(Records)
* start *
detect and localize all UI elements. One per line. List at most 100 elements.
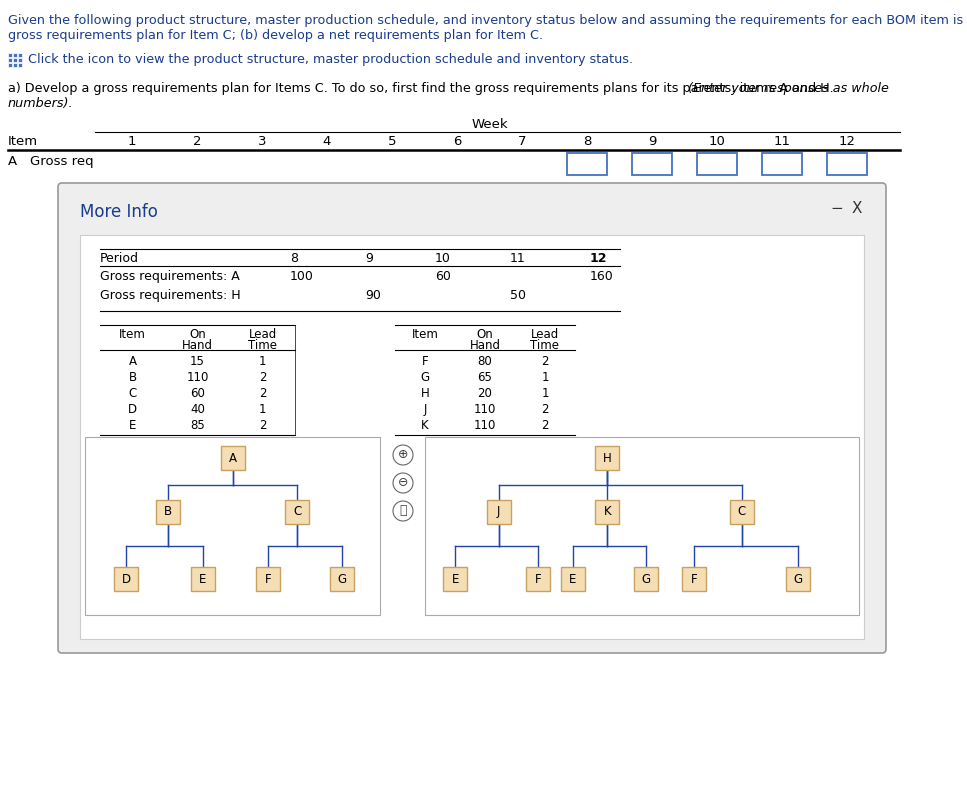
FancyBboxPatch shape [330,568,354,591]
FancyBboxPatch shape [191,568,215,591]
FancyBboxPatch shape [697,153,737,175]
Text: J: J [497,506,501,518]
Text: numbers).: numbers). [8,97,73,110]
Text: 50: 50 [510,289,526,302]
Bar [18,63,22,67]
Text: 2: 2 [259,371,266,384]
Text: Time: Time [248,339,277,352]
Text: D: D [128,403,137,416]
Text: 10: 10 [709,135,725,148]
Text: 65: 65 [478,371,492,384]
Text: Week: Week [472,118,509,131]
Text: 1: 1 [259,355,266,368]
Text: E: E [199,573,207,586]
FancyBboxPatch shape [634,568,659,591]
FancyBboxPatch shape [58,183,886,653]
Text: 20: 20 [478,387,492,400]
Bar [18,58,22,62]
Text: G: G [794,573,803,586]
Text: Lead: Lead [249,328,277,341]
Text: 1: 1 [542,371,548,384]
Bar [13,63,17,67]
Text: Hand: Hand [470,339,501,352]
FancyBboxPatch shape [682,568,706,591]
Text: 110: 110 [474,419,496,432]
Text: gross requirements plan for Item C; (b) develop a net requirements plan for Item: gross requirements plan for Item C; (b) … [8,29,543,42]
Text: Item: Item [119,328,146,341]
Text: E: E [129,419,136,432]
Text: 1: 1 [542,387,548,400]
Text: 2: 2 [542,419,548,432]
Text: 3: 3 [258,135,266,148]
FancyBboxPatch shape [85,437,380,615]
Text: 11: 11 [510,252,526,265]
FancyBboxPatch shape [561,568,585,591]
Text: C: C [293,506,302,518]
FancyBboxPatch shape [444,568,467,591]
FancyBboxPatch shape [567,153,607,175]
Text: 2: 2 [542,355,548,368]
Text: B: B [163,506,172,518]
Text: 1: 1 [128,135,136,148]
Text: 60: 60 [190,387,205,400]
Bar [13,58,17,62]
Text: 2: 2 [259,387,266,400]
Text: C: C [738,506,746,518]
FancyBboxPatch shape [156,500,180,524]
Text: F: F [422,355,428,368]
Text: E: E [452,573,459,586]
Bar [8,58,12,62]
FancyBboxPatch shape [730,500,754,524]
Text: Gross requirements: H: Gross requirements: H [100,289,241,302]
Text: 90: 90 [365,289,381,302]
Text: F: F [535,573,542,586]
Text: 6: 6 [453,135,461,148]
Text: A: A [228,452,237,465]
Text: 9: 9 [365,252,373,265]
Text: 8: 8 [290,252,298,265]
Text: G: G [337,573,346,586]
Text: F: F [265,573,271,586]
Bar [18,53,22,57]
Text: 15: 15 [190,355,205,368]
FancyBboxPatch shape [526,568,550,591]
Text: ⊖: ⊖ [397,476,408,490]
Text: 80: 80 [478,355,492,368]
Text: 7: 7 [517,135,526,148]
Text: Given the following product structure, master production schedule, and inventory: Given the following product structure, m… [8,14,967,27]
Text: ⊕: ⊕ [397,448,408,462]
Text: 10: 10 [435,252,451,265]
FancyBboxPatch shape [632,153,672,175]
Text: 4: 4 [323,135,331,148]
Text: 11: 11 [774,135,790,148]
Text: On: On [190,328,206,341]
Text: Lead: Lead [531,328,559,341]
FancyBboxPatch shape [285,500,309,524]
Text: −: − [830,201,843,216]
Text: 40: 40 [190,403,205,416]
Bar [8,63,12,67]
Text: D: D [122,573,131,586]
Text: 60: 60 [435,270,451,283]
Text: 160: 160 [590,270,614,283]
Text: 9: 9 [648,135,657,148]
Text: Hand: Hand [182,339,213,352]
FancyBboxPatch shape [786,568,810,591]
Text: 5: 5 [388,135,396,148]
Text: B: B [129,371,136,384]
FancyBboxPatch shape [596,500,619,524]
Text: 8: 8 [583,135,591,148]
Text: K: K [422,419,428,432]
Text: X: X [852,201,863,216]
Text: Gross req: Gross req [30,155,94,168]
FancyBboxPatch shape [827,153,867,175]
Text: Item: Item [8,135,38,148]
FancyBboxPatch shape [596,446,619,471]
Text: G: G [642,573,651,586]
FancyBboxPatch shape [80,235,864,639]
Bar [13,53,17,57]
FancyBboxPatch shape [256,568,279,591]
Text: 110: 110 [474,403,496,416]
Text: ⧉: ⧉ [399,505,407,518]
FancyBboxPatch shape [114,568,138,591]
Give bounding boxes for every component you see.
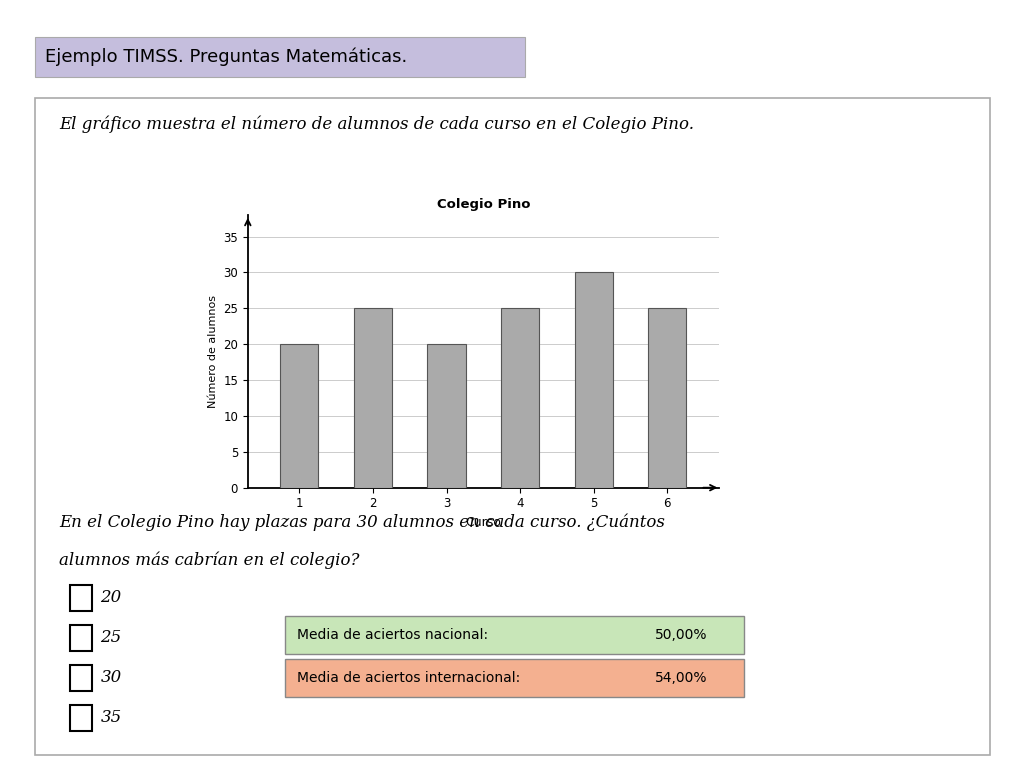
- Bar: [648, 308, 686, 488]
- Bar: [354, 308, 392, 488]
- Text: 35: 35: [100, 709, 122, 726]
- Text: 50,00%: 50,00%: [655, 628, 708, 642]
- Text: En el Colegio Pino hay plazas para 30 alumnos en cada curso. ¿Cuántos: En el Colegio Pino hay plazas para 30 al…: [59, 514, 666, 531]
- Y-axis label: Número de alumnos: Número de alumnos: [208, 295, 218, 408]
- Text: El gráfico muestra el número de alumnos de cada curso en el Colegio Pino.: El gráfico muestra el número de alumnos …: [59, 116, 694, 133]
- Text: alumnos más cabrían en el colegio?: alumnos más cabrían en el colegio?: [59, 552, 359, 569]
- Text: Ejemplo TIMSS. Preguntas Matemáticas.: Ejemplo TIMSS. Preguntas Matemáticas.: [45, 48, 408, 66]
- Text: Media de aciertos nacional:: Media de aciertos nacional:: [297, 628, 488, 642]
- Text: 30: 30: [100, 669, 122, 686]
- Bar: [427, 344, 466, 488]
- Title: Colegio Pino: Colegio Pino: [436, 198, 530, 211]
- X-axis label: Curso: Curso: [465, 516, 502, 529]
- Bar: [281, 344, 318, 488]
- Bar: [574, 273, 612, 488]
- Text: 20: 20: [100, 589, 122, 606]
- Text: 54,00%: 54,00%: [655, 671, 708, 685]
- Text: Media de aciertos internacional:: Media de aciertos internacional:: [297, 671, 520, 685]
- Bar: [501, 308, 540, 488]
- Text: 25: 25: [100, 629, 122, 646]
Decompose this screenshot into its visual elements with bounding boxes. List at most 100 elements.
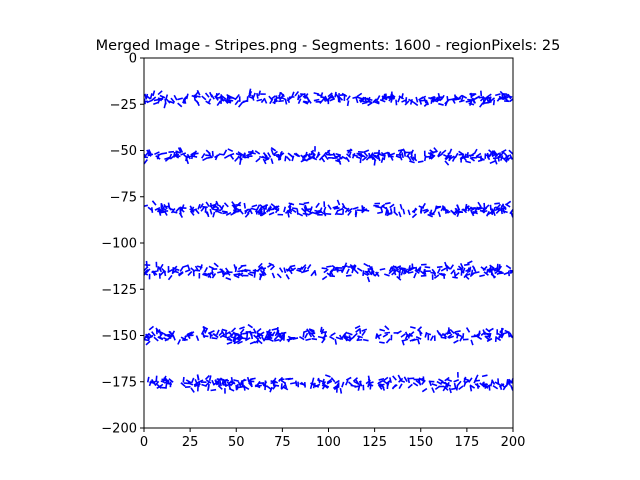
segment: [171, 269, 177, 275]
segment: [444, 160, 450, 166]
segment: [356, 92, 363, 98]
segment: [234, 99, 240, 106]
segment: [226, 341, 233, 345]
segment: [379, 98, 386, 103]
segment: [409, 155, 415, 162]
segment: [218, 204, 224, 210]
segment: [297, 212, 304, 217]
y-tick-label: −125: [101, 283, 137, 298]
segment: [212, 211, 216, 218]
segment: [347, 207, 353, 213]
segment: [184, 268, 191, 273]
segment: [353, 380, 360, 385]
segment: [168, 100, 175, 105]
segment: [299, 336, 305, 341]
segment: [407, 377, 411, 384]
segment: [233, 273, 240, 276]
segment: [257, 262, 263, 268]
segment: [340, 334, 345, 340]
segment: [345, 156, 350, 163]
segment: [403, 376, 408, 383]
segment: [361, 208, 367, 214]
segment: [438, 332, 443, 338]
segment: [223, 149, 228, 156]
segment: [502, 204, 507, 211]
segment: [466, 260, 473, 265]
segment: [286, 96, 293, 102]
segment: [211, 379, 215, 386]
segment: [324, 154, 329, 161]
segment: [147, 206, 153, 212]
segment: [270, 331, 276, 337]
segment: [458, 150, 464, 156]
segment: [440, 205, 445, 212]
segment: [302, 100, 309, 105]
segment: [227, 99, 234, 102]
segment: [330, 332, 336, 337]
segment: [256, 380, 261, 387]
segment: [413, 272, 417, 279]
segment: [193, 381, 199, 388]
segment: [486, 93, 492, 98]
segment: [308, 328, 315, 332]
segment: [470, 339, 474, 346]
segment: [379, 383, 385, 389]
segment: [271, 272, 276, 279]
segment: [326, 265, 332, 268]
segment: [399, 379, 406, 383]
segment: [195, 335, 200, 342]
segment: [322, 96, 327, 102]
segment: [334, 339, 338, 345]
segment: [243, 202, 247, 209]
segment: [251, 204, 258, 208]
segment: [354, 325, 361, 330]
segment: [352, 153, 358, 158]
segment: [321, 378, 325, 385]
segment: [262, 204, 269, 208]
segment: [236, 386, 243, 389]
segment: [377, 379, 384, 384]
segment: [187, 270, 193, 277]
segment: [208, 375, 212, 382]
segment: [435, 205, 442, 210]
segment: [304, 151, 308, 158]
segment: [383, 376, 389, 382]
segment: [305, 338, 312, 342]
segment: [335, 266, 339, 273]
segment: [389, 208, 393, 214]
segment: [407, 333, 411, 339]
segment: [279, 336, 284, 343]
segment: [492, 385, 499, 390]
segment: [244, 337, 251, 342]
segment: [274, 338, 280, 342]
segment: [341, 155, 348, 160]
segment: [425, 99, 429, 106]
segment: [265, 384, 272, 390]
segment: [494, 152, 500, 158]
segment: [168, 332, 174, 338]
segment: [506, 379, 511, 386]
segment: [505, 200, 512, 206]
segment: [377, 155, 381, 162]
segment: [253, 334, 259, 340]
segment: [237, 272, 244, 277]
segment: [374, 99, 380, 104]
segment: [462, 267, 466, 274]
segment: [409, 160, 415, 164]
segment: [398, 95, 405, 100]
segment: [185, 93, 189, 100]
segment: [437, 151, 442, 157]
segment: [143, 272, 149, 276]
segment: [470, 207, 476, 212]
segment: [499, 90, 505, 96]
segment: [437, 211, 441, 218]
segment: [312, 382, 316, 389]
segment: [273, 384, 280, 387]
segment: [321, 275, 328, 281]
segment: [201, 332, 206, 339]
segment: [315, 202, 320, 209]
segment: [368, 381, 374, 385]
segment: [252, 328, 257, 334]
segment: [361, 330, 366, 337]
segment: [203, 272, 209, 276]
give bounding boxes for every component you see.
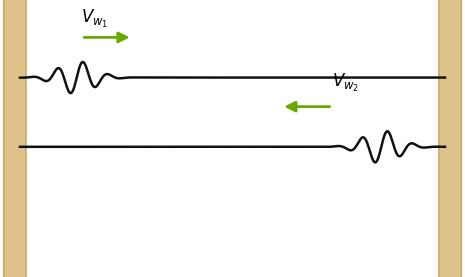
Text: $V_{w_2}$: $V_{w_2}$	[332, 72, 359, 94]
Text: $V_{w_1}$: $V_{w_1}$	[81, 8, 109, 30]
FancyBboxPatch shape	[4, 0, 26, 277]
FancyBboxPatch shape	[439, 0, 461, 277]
* end *
Your instructions = Copy out the lines of the listing from the line containing "72, 359, 94]" through the end of the listing, unchanged.

Solution for this task =
Text: $V_{w_2}$: $V_{w_2}$	[332, 72, 359, 94]
Text: $V_{w_1}$: $V_{w_1}$	[81, 8, 109, 30]
FancyBboxPatch shape	[4, 0, 26, 277]
FancyBboxPatch shape	[439, 0, 461, 277]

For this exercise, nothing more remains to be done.